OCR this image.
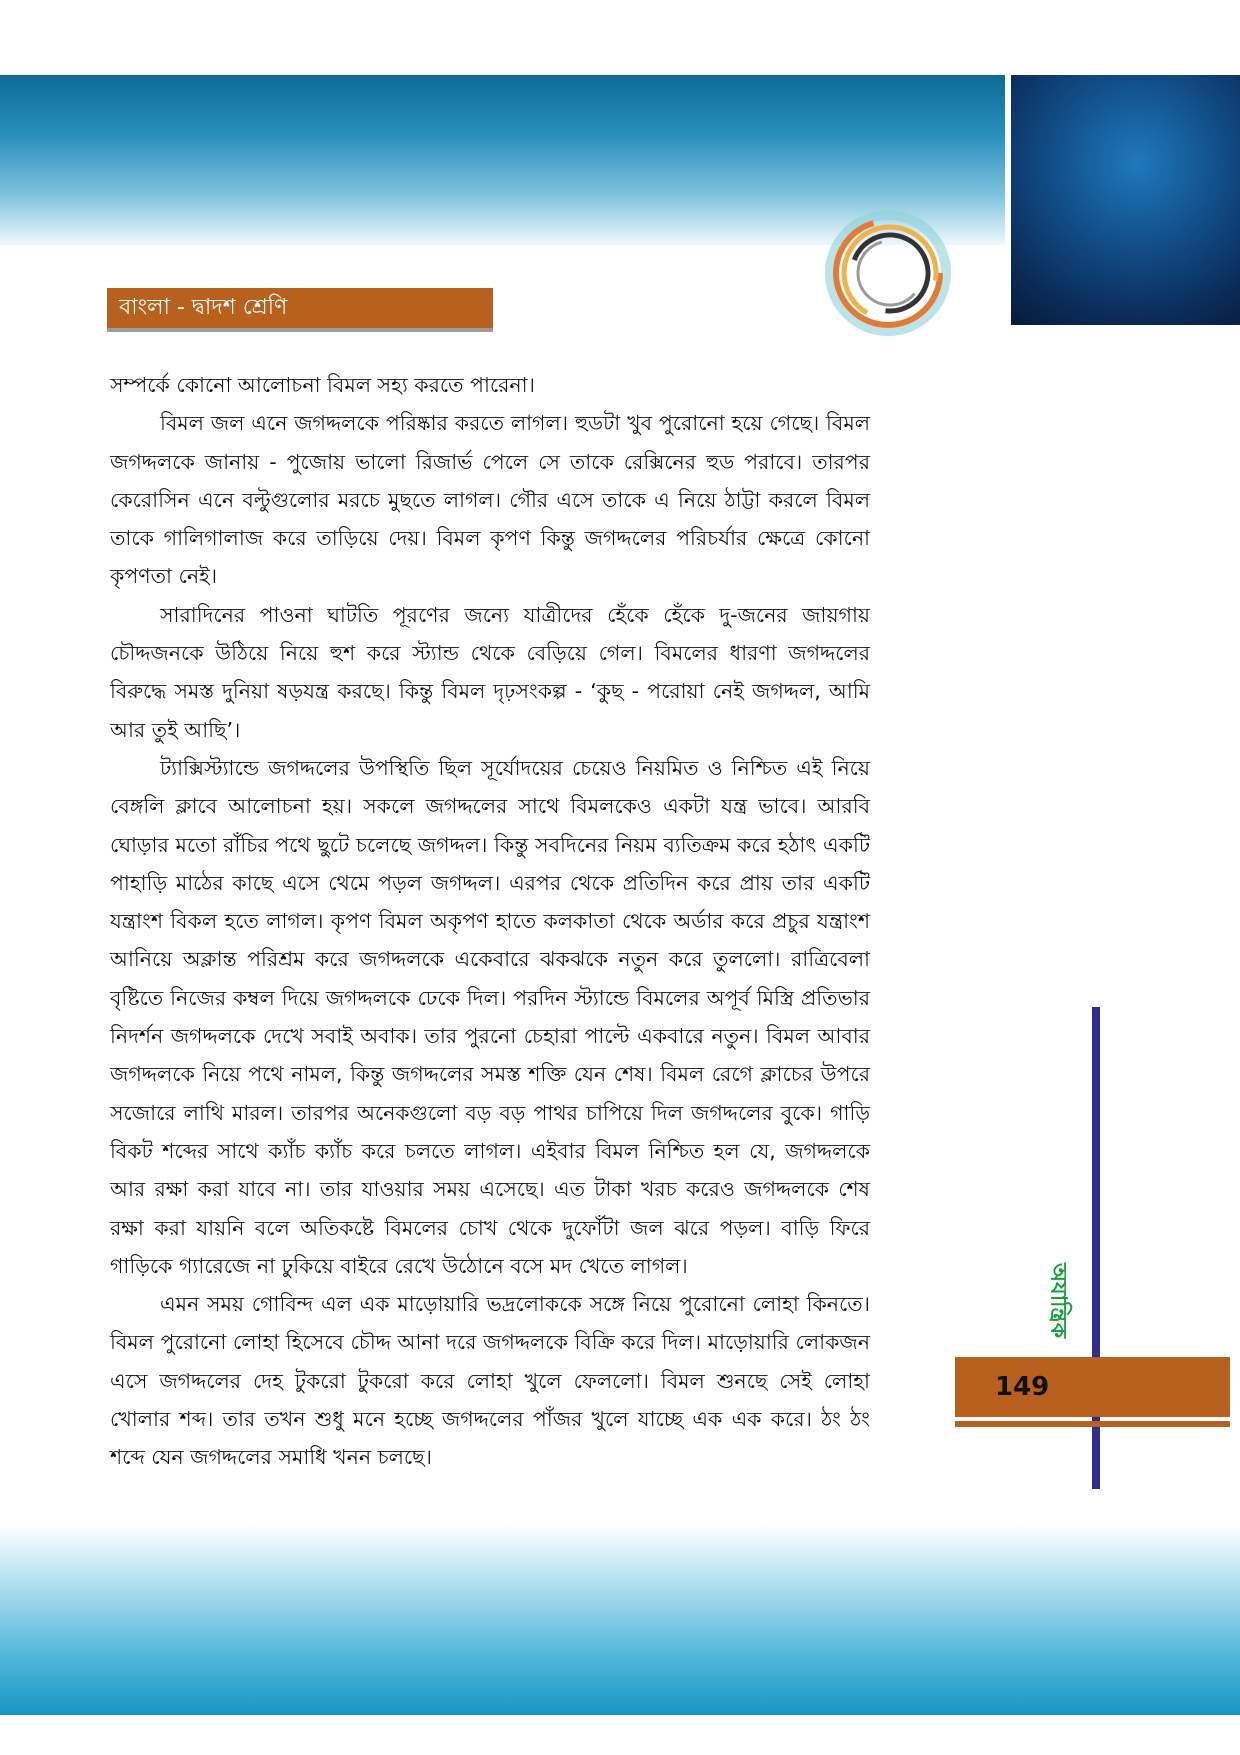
বাংলা - দ্বাদশ শ্রেণি

সম্পর্কে কোনো আলোচনা বিমল সহ্য করতে পারেনা।

বিমল জল এনে জগদ্দলকে পরিষ্কার করতে লাগল। হুডটা খুব পুরোনো হয়ে গেছে। বিমল জগদ্দলকে জানায় - পুজোয় ভালো রিজার্ভ পেলে সে তাকে রেক্সিনের হুড পরাবে। তারপর কেরোসিন এনে বল্টুগুলোর মরচে মুছতে লাগল। গৌর এসে তাকে এ নিয়ে ঠাট্টা করলে বিমল তাকে গালিগালাজ করে তাড়িয়ে দেয়। বিমল কৃপণ কিন্তু জগদ্দলের পরিচর্যার ক্ষেত্রে কোনো কৃপণতা নেই।

সারাদিনের পাওনা ঘাটতি পূরণের জন্যে যাত্রীদের হেঁকে হেঁকে দু-জনের জায়গায় চৌদ্দজনকে উঠিয়ে নিয়ে হুশ করে স্ট্যান্ড থেকে বেড়িয়ে গেল। বিমলের ধারণা জগদ্দলের বিরুদ্ধে সমস্ত দুনিয়া ষড়যন্ত্র করছে। কিন্তু বিমল দৃঢ়সংকল্প - ‘কুছ - পরোয়া নেই জগদ্দল, আমি আর তুই আছি’।

ট্যাক্সিস্ট্যান্ডে জগদ্দলের উপস্থিতি ছিল সূর্যোদয়ের চেয়েও নিয়মিত ও নিশ্চিত এই নিয়ে বেঙ্গলি ক্লাবে আলোচনা হয়। সকলে জগদ্দলের সাথে বিমলকেও একটা যন্ত্র ভাবে। আরবি ঘোড়ার মতো রাঁচির পথে ছুটে চলেছে জগদ্দল। কিন্তু সবদিনের নিয়ম ব্যতিক্রম করে হঠাৎ একটি পাহাড়ি মাঠের কাছে এসে থেমে পড়ল জগদ্দল। এরপর থেকে প্রতিদিন করে প্রায় তার একটি যন্ত্রাংশ বিকল হতে লাগল। কৃপণ বিমল অকৃপণ হাতে কলকাতা থেকে অর্ডার করে প্রচুর যন্ত্রাংশ আনিয়ে অক্লান্ত পরিশ্রম করে জগদ্দলকে একেবারে ঝকঝকে নতুন করে তুললো। রাত্রিবেলা বৃষ্টিতে নিজের কম্বল দিয়ে জগদ্দলকে ঢেকে দিল। পরদিন স্ট্যান্ডে বিমলের অপূর্ব মিস্ত্রি প্রতিভার নিদর্শন জগদ্দলকে দেখে সবাই অবাক। তার পুরনো চেহারা পাল্টে একবারে নতুন। বিমল আবার জগদ্দলকে নিয়ে পথে নামল, কিন্তু জগদ্দলের সমস্ত শক্তি যেন শেষ। বিমল রেগে ক্লাচের উপরে সজোরে লাথি মারল। তারপর অনেকগুলো বড় বড় পাথর চাপিয়ে দিল জগদ্দলের বুকে। গাড়ি বিকট শব্দের সাথে ক্যাঁচ ক্যাঁচ করে চলতে লাগল। এইবার বিমল নিশ্চিত হল যে, জগদ্দলকে আর রক্ষা করা যাবে না। তার যাওয়ার সময় এসেছে। এত টাকা খরচ করেও জগদ্দলকে শেষ রক্ষা করা যায়নি বলে অতিকষ্টে বিমলের চোখ থেকে দুফোঁটা জল ঝরে পড়ল। বাড়ি ফিরে গাড়িকে গ্যারেজে না ঢুকিয়ে বাইরে রেখে উঠোনে বসে মদ খেতে লাগল।

এমন সময় গোবিন্দ এল এক মাড়োয়ারি ভদ্রলোককে সঙ্গে নিয়ে পুরোনো লোহা কিনতে। বিমল পুরোনো লোহা হিসেবে চৌদ্দ আনা দরে জগদ্দলকে বিক্রি করে দিল। মাড়োয়ারি লোকজন এসে জগদ্দলের দেহ টুকরো টুকরো করে লোহা খুলে ফেললো। বিমল শুনছে সেই লোহা খোলার শব্দ। তার তখন শুধু মনে হচ্ছে জগদ্দলের পাঁজর খুলে যাচ্ছে এক এক করে। ঠং ঠং শব্দে যেন জগদ্দলের সমাধি খনন চলছে।

অযান্ত্রিক
149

++++++

— Short task —
Print all of the records shown above exactly, leaving out each picture.

— Task output —
OCR this image.
বাংলা - দ্বাদশ শ্রেণি

সম্পর্কে কোনো আলোচনা বিমল সহ্য করতে পারেনা।

বিমল জল এনে জগদ্দলকে পরিষ্কার করতে লাগল। হুডটা খুব পুরোনো হয়ে গেছে। বিমল জগদ্দলকে জানায় - পুজোয় ভালো রিজার্ভ পেলে সে তাকে রেক্সিনের হুড পরাবে। তারপর কেরোসিন এনে বল্টুগুলোর মরচে মুছতে লাগল। গৌর এসে তাকে এ নিয়ে ঠাট্টা করলে বিমল তাকে গালিগালাজ করে তাড়িয়ে দেয়। বিমল কৃপণ কিন্তু জগদ্দলের পরিচর্যার ক্ষেত্রে কোনো কৃপণতা নেই।

সারাদিনের পাওনা ঘাটতি পূরণের জন্যে যাত্রীদের হেঁকে হেঁকে দু-জনের জায়গায় চৌদ্দজনকে উঠিয়ে নিয়ে হুশ করে স্ট্যান্ড থেকে বেড়িয়ে গেল। বিমলের ধারণা জগদ্দলের বিরুদ্ধে সমস্ত দুনিয়া ষড়যন্ত্র করছে। কিন্তু বিমল দৃঢ়সংকল্প - ‘কুছ - পরোয়া নেই জগদ্দল, আমি আর তুই আছি’।

ট্যাক্সিস্ট্যান্ডে জগদ্দলের উপস্থিতি ছিল সূর্যোদয়ের চেয়েও নিয়মিত ও নিশ্চিত এই নিয়ে বেঙ্গলি ক্লাবে আলোচনা হয়। সকলে জগদ্দলের সাথে বিমলকেও একটা যন্ত্র ভাবে। আরবি ঘোড়ার মতো রাঁচির পথে ছুটে চলেছে জগদ্দল। কিন্তু সবদিনের নিয়ম ব্যতিক্রম করে হঠাৎ একটি পাহাড়ি মাঠের কাছে এসে থেমে পড়ল জগদ্দল। এরপর থেকে প্রতিদিন করে প্রায় তার একটি যন্ত্রাংশ বিকল হতে লাগল। কৃপণ বিমল অকৃপণ হাতে কলকাতা থেকে অর্ডার করে প্রচুর যন্ত্রাংশ আনিয়ে অক্লান্ত পরিশ্রম করে জগদ্দলকে একেবারে ঝকঝকে নতুন করে তুললো। রাত্রিবেলা বৃষ্টিতে নিজের কম্বল দিয়ে জগদ্দলকে ঢেকে দিল। পরদিন স্ট্যান্ডে বিমলের অপূর্ব মিস্ত্রি প্রতিভার নিদর্শন জগদ্দলকে দেখে সবাই অবাক। তার পুরনো চেহারা পাল্টে একবারে নতুন। বিমল আবার জগদ্দলকে নিয়ে পথে নামল, কিন্তু জগদ্দলের সমস্ত শক্তি যেন শেষ। বিমল রেগে ক্লাচের উপরে সজোরে লাথি মারল। তারপর অনেকগুলো বড় বড় পাথর চাপিয়ে দিল জগদ্দলের বুকে। গাড়ি বিকট শব্দের সাথে ক্যাঁচ ক্যাঁচ করে চলতে লাগল। এইবার বিমল নিশ্চিত হল যে, জগদ্দলকে আর রক্ষা করা যাবে না। তার যাওয়ার সময় এসেছে। এত টাকা খরচ করেও জগদ্দলকে শেষ রক্ষা করা যায়নি বলে অতিকষ্টে বিমলের চোখ থেকে দুফোঁটা জল ঝরে পড়ল। বাড়ি ফিরে গাড়িকে গ্যারেজে না ঢুকিয়ে বাইরে রেখে উঠোনে বসে মদ খেতে লাগল।

এমন সময় গোবিন্দ এল এক মাড়োয়ারি ভদ্রলোককে সঙ্গে নিয়ে পুরোনো লোহা কিনতে। বিমল পুরোনো লোহা হিসেবে চৌদ্দ আনা দরে জগদ্দলকে বিক্রি করে দিল। মাড়োয়ারি লোকজন এসে জগদ্দলের দেহ টুকরো টুকরো করে লোহা খুলে ফেললো। বিমল শুনছে সেই লোহা খোলার শব্দ। তার তখন শুধু মনে হচ্ছে জগদ্দলের পাঁজর খুলে যাচ্ছে এক এক করে। ঠং ঠং শব্দে যেন জগদ্দলের সমাধি খনন চলছে।

অযান্ত্রিক
149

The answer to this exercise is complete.